## DATA SHOWN
————————
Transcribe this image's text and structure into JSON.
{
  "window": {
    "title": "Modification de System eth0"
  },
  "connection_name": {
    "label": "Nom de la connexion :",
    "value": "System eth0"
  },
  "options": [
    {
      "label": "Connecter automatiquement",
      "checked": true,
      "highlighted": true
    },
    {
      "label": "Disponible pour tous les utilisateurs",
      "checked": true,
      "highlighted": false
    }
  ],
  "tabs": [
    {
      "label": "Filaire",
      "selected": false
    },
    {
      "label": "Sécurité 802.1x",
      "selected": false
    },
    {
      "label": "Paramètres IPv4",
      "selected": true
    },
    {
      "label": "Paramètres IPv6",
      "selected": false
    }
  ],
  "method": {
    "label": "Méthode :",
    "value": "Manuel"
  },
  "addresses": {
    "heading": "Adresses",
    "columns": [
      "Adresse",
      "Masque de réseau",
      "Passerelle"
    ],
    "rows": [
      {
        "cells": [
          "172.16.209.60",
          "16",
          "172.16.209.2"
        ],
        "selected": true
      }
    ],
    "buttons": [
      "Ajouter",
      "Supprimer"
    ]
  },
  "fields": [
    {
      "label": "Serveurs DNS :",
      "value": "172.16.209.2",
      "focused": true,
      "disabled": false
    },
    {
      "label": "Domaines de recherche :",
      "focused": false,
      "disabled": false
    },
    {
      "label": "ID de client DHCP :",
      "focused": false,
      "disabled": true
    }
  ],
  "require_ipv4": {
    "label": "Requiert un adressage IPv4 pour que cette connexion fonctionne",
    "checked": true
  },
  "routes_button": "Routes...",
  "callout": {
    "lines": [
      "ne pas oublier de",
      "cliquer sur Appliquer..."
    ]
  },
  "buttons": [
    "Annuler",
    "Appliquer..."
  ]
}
————————
## WHAT IS NEEDED
Retype the data in full and match it exactly.

## TASK RESULT
Transcribe this image's text and structure into JSON.
{
  "window": {
    "title": "Modification de System eth0"
  },
  "connection_name": {
    "label": "Nom de la connexion :",
    "value": "System eth0"
  },
  "options": [
    {
      "label": "Connecter automatiquement",
      "checked": true,
      "highlighted": true
    },
    {
      "label": "Disponible pour tous les utilisateurs",
      "checked": true,
      "highlighted": false
    }
  ],
  "tabs": [
    {
      "label": "Filaire",
      "selected": false
    },
    {
      "label": "Sécurité 802.1x",
      "selected": false
    },
    {
      "label": "Paramètres IPv4",
      "selected": true
    },
    {
      "label": "Paramètres IPv6",
      "selected": false
    }
  ],
  "method": {
    "label": "Méthode :",
    "value": "Manuel"
  },
  "addresses": {
    "heading": "Adresses",
    "columns": [
      "Adresse",
      "Masque de réseau",
      "Passerelle"
    ],
    "rows": [
      {
        "cells": [
          "172.16.209.60",
          "16",
          "172.16.209.2"
        ],
        "selected": true
      }
    ],
    "buttons": [
      "Ajouter",
      "Supprimer"
    ]
  },
  "fields": [
    {
      "label": "Serveurs DNS :",
      "value": "172.16.209.2",
      "focused": true,
      "disabled": false
    },
    {
      "label": "Domaines de recherche :",
      "focused": false,
      "disabled": false
    },
    {
      "label": "ID de client DHCP :",
      "focused": false,
      "disabled": true
    }
  ],
  "require_ipv4": {
    "label": "Requiert un adressage IPv4 pour que cette connexion fonctionne",
    "checked": true
  },
  "routes_button": "Routes...",
  "callout": {
    "lines": [
      "ne pas oublier de",
      "cliquer sur Appliquer..."
    ]
  },
  "buttons": [
    "Annuler",
    "Appliquer..."
  ]
}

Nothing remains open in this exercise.